• [Brief]: Single out the lines that include the word "chef". Copy them.

• [Data excerpts]:
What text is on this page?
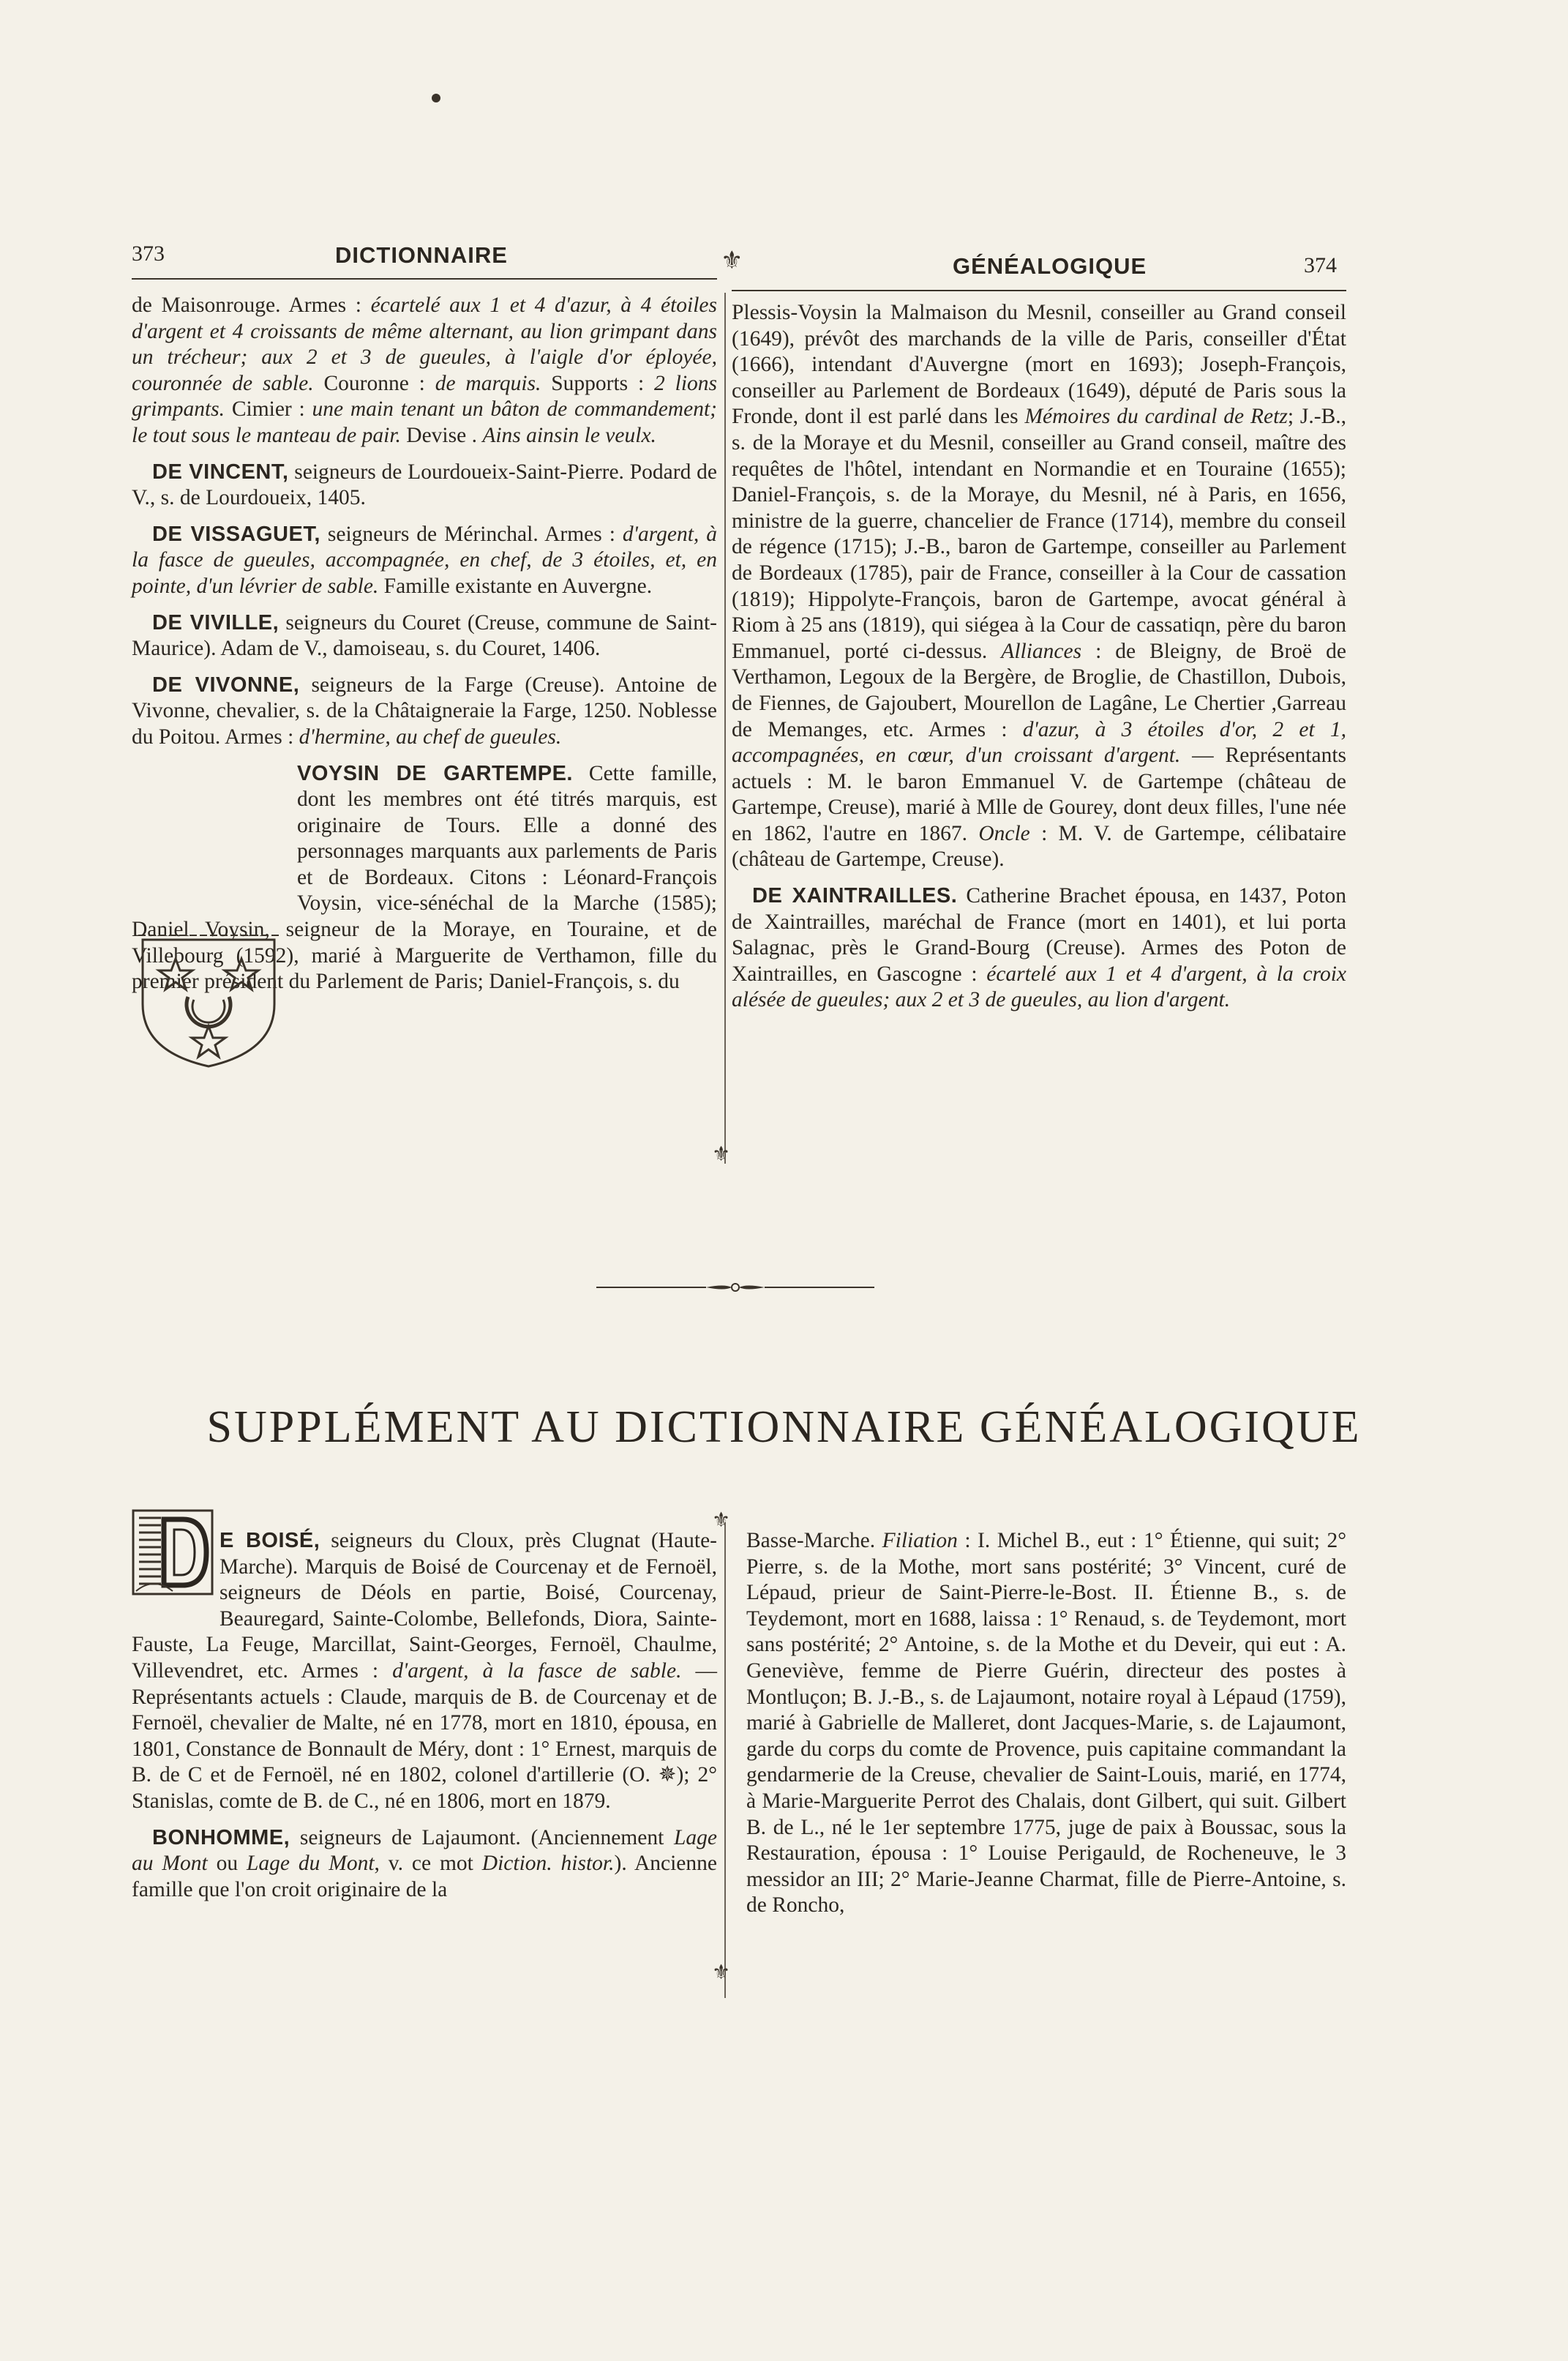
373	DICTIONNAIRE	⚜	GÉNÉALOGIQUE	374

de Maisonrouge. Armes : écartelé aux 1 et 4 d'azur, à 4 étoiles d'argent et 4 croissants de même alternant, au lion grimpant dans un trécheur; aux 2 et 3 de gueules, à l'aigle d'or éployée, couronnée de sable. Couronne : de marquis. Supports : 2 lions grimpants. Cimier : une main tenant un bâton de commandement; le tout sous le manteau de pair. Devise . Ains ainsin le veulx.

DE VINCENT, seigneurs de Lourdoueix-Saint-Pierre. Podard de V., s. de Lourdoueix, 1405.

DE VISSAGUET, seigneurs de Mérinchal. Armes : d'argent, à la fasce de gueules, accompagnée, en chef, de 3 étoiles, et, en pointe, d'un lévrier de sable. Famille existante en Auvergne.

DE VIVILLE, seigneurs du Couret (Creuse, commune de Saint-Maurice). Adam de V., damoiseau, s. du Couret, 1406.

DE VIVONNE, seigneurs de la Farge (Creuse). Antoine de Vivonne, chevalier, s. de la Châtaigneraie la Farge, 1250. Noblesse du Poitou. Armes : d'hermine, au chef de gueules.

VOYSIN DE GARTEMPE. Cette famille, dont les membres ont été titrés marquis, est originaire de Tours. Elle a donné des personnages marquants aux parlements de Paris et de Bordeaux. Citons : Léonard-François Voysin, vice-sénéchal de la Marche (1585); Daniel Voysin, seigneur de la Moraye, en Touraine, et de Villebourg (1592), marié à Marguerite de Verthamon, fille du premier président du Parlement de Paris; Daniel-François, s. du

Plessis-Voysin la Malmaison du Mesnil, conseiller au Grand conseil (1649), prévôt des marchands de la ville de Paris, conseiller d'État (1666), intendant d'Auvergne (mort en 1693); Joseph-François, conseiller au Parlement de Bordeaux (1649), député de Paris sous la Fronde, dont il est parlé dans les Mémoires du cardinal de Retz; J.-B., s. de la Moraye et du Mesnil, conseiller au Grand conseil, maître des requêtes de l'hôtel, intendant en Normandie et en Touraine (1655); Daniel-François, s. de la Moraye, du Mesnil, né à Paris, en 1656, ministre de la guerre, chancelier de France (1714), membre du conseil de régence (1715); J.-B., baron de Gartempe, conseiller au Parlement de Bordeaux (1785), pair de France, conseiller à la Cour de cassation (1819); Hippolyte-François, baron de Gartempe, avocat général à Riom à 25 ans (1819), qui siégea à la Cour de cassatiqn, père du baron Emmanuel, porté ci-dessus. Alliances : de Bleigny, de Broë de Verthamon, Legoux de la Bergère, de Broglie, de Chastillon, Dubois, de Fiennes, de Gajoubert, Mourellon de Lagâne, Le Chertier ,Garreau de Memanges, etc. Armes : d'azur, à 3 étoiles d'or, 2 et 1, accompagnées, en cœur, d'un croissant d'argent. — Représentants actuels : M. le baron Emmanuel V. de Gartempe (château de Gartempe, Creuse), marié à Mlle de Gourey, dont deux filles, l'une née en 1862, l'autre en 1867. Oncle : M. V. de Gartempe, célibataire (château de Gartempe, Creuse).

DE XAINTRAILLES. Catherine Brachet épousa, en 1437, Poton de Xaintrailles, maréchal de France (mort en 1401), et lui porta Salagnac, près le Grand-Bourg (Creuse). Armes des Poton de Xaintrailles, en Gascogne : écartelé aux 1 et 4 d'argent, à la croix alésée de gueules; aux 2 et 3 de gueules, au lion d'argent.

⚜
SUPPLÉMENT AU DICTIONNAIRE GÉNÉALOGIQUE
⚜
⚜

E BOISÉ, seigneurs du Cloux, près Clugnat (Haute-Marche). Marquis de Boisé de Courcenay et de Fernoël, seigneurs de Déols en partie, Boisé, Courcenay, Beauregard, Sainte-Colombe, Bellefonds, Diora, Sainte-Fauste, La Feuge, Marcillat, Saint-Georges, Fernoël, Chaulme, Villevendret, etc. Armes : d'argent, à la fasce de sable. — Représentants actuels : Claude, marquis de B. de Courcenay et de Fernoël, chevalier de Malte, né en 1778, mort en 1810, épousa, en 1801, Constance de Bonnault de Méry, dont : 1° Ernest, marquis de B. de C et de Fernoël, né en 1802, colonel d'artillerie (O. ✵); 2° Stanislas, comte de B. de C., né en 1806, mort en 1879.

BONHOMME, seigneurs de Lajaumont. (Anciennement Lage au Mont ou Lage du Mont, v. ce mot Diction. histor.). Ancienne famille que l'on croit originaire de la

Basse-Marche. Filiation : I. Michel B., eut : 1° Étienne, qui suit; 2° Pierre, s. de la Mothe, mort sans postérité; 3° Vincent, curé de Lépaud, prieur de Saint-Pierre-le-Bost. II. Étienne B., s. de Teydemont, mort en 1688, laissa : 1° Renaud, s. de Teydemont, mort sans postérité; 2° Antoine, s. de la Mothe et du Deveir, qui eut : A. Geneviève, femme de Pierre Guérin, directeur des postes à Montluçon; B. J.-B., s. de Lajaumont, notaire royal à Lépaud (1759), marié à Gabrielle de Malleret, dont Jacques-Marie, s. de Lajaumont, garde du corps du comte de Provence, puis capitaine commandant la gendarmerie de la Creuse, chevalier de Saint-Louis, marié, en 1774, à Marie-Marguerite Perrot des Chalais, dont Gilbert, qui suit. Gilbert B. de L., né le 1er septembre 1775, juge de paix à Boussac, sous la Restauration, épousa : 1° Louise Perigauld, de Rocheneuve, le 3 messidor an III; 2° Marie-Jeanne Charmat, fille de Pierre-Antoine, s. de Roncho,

• [Output below]:
DE VISSAGUET, seigneurs de Mérinchal. Armes : d'argent, à la fasce de gueules, accompagnée, en chef, de 3 étoiles, et, en pointe, d'un lévrier de sable. Famille existante en Auvergne.
DE VIVONNE, seigneurs de la Farge (Creuse). Antoine de Vivonne, chevalier, s. de la Châtaigneraie la Farge, 1250. Noblesse du Poitou. Armes : d'hermine, au chef de gueules.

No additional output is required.